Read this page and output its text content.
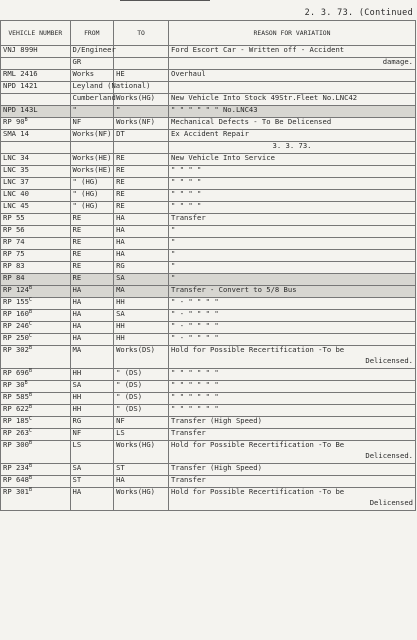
2. 3. 73. (Continued
VEHICLE NUMBER	FROM	TO	REASON FOR VARIATION
VNJ 899H	D/Engineer		Ford Escort Car - Written off - Accident
	GR		damage.

RML 2416	Works	HE	Overhaul
NPD 1421	Leyland (National)		
	Cumberland	Works(HG)	New Vehicle Into Stock 49Str.Fleet No.LNC42
NPD 143L	"	"	" " " " " " No.LNC43
RP $90^B$	NF	Works(NF)	Mechanical Defects - To Be Delicensed
SMA 14	Works(NF)	DT	Ex Accident Repair
			3. 3. 73.
LNC 34	Works(HE)	RE	New Vehicle Into Service
LNC 35	Works(HE)	RE	" " " "
LNC 37	" (HG)	RE	" " " "
LNC 40	" (HG)	RE	" " " "
LNC 45	" (HG)	RE	" " " "
RP 55	RE	HA	Transfer
RP 56	RE	HA	"
RP 74	RE	HA	"
RP 75	RE	HA	"
RP 83	RE	RG	"
RP 84	RE	SA	"
RP $124^B$	HA	MA	Transfer - Convert to 5/8 Bus
RP $155^C$	HA	HH	" - " " " "
RP $160^B$	HA	SA	" - " " " "
RP $246^C$	HA	HH	" - " " " "
RP $250^C$	HA	HH	" - " " " "
RP $302^B$	MA	Works(DS)	Hold for Possible Recertification -To be
Delicensed.

RP $696^B$	HH	" (DS)	" " " " " "
RP $30^B$	SA	" (DS)	" " " " " "
RP $585^B$	HH	" (DS)	" " " " " "
RP $622^B$	HH	" (DS)	" " " " " "
RP $185^C$	RG	NF	Transfer (High Speed)
RP $263^C$	NF	LS	Transfer
RP $300^B$	LS	Works(HG)	Hold for Possible Recertification -To Be
Delicensed.

RP $234^B$	SA	ST	Transfer (High Speed)
RP $648^B$	ST	HA	Transfer
RP $301^B$	HA	Works(HG)	Hold for Possible Recertification -To be
Delicensed
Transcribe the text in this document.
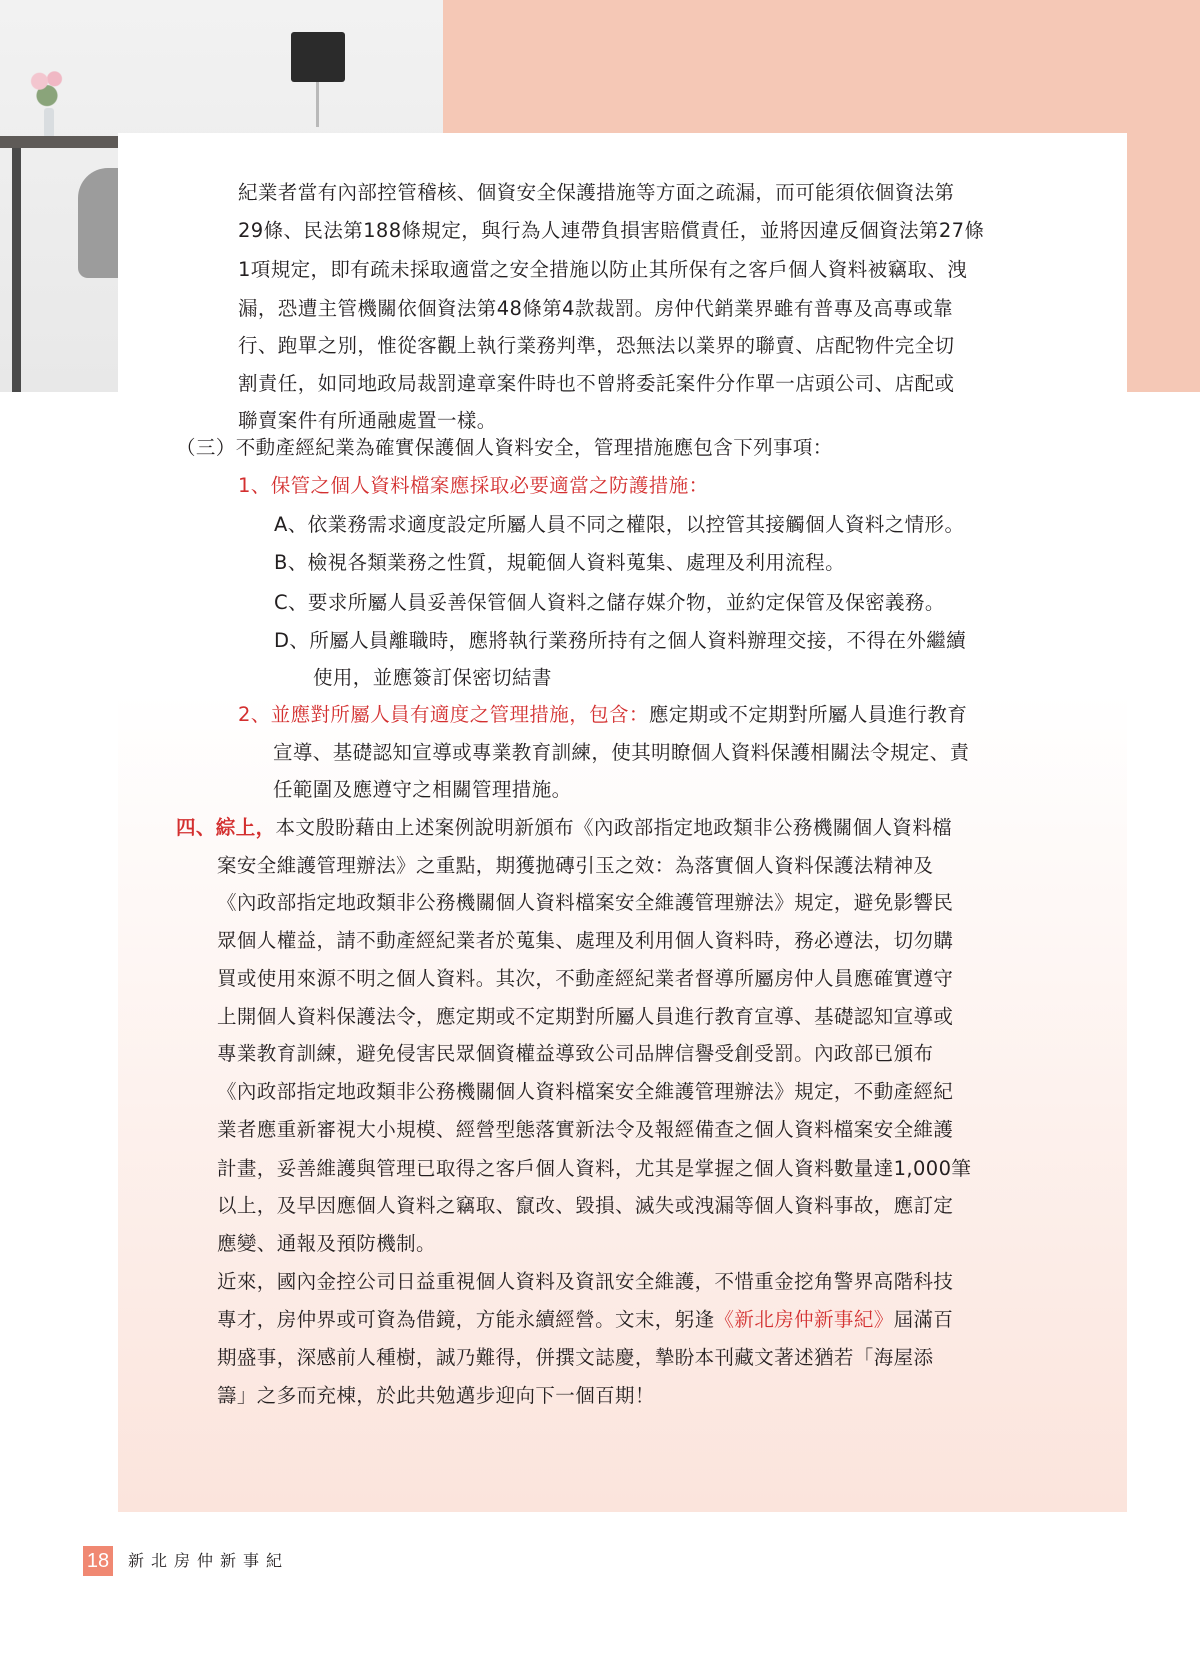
紀業者當有內部控管稽核、個資安全保護措施等方面之疏漏，而可能須依個資法第
29條、民法第188條規定，與行為人連帶負損害賠償責任，並將因違反個資法第27條
1項規定，即有疏未採取適當之安全措施以防止其所保有之客戶個人資料被竊取、洩
漏，恐遭主管機關依個資法第48條第4款裁罰。房仲代銷業界雖有普專及高專或靠
行、跑單之別，惟從客觀上執行業務判準，恐無法以業界的聯賣、店配物件完全切
割責任，如同地政局裁罰違章案件時也不曾將委託案件分作單一店頭公司、店配或
聯賣案件有所通融處置一樣。
（三）不動產經紀業為確實保護個人資料安全，管理措施應包含下列事項：
1、保管之個人資料檔案應採取必要適當之防護措施：
A、依業務需求適度設定所屬人員不同之權限，以控管其接觸個人資料之情形。
B、檢視各類業務之性質，規範個人資料蒐集、處理及利用流程。
C、要求所屬人員妥善保管個人資料之儲存媒介物，並約定保管及保密義務。
D、所屬人員離職時，應將執行業務所持有之個人資料辦理交接，不得在外繼續
使用，並應簽訂保密切結書
2、並應對所屬人員有適度之管理措施，包含：應定期或不定期對所屬人員進行教育
宣導、基礎認知宣導或專業教育訓練，使其明瞭個人資料保護相關法令規定、責
任範圍及應遵守之相關管理措施。
四、綜上，本文殷盼藉由上述案例說明新頒布《內政部指定地政類非公務機關個人資料檔
案安全維護管理辦法》之重點，期獲拋磚引玉之效：為落實個人資料保護法精神及
《內政部指定地政類非公務機關個人資料檔案安全維護管理辦法》規定，避免影響民
眾個人權益，請不動產經紀業者於蒐集、處理及利用個人資料時，務必遵法，切勿購
買或使用來源不明之個人資料。其次，不動產經紀業者督導所屬房仲人員應確實遵守
上開個人資料保護法令，應定期或不定期對所屬人員進行教育宣導、基礎認知宣導或
專業教育訓練，避免侵害民眾個資權益導致公司品牌信譽受創受罰。內政部已頒布
《內政部指定地政類非公務機關個人資料檔案安全維護管理辦法》規定，不動產經紀
業者應重新審視大小規模、經營型態落實新法令及報經備查之個人資料檔案安全維護
計畫，妥善維護與管理已取得之客戶個人資料，尤其是掌握之個人資料數量達1,000筆
以上，及早因應個人資料之竊取、竄改、毀損、滅失或洩漏等個人資料事故，應訂定
應變、通報及預防機制。
近來，國內金控公司日益重視個人資料及資訊安全維護，不惜重金挖角警界高階科技
專才，房仲界或可資為借鏡，方能永續經營。文末，躬逢《新北房仲新事紀》屆滿百
期盛事，深感前人種樹，誠乃難得，併撰文誌慶，摯盼本刊藏文著述猶若「海屋添
籌」之多而充棟，於此共勉邁步迎向下一個百期！
18 新北房仲新事紀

# Task:
Go over the records above and tally the lines with the word "Hold" in them. Give the number alone.

# Finished task:
3